▶ Seção de texto:
————————

Natividade de Maria, a Imaculada: grandeza da criação do Grande Criador

Deus, em sua majestosa infinitude, sem princípio nem fim, é aquele que tudo contém sem por nada ser contido, pois do contrário teria limites e não poderia ser infinito. Deus é o Ser Necessário, plenitude do Ser, de modo imutável, sem possibilidade de mudança, em certo sentido oposto ao puro nada, ao nada absoluto, que jamais houve e jamais haverá, porque é pura impossibilidade, o que significa indestrutivelmente a eternidade do ser. Deus é o puro Espírito Vivente, como um fogo puríssimo, eterno e vivificante. Deus é a pura Potência, a pura Sabedoria, a pura Bondade, o puro Amor. A bondade de Deus é eterna, sempre o acompanha.  Tudo o que Ele faz é bom, seu Ser é Bom, o Supremo Bem. Tudo o que é bom, em sua relativa bondade, é bom por participação na bondade de Deus. É a bondade de Deus que a todo instante me mantém na existência, ela envolve todo o meu ser, cada uma de minhas células.

————————

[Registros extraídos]

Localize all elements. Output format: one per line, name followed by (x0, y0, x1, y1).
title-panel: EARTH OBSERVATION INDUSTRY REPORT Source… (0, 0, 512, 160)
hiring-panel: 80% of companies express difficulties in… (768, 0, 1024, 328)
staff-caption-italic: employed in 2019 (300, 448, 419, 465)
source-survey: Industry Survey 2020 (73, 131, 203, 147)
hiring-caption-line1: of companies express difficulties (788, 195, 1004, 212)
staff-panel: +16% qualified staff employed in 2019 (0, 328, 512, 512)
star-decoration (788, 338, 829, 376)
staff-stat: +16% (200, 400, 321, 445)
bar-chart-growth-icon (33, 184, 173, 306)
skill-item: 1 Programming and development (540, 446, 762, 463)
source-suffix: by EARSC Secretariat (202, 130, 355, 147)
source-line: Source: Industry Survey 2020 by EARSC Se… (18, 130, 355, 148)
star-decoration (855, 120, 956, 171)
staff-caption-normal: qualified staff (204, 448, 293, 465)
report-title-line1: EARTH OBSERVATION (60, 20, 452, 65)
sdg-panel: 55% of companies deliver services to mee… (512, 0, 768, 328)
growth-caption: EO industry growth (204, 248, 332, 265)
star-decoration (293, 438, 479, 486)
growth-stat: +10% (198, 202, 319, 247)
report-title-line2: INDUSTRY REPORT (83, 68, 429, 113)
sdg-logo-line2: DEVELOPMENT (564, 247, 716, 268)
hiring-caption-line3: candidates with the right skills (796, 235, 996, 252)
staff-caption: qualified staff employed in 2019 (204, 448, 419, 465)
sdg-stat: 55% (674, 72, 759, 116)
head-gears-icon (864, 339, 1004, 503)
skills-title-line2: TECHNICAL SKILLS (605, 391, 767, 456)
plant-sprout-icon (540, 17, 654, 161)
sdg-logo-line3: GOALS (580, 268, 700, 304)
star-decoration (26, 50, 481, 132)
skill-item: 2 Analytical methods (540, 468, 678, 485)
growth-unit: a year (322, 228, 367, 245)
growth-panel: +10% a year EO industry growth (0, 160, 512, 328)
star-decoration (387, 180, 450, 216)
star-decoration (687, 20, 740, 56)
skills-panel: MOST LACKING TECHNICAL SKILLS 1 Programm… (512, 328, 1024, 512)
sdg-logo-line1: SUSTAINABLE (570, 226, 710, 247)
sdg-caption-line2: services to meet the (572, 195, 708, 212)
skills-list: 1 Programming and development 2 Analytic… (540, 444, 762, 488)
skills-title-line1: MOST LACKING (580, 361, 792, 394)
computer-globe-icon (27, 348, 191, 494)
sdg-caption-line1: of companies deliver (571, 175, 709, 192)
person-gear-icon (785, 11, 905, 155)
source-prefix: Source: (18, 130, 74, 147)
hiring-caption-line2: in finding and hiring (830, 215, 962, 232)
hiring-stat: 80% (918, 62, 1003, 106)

————————

▶ Tarefas do exercício:
**1.** Segundo o texto sobre a Natividade de Maria, o que mantém na existência, a todo instante, quem escreve?
**2.** Com base no texto sobre a Natividade de Maria, explique por que Deus tudo contém sem por nada ser contido.
**3.** Dê continuidade ao texto sobre a Natividade de Maria a partir do ponto em que ele para.
As linhas não têm nenhum papel nesta atividade.

▶ Respostas numeradas:
**1.** A bondade de Deus.

**2.** Se Deus fosse contido por alguma coisa, teria limites. Tendo limites, não poderia ser infinito. Por isso Ele contém tudo e não é contido por nada.

**3.**
Por ser sempre impossível, nada existe fora de Deus, sem a presença divina, o que não significa, como no engano panteísta, que tudo é em si mesmo divino. Corretamente compreendido, em essência eu sou o que sou na Mente Divina. O Deus que me criou é o Deus que disse meu nome, que significa dizer minha essência, um eu na humanidade. O Onipotente não cria por necessidade, como se fosse forçado a criar, e sim por liberdade, porque decide criar. Assim, em sua criação há decisão, e nela, como em todas as decisões possíveis, há preferência entre possibilidades. E se há preferência, há valor, consequentemente ausência de indiferença. Se Deus criou homem e mulher enquanto tais, então há neles, em essência, o valor de ser homem e o valor de ser mulher, o que vale para tudo o mais na ordem da criação.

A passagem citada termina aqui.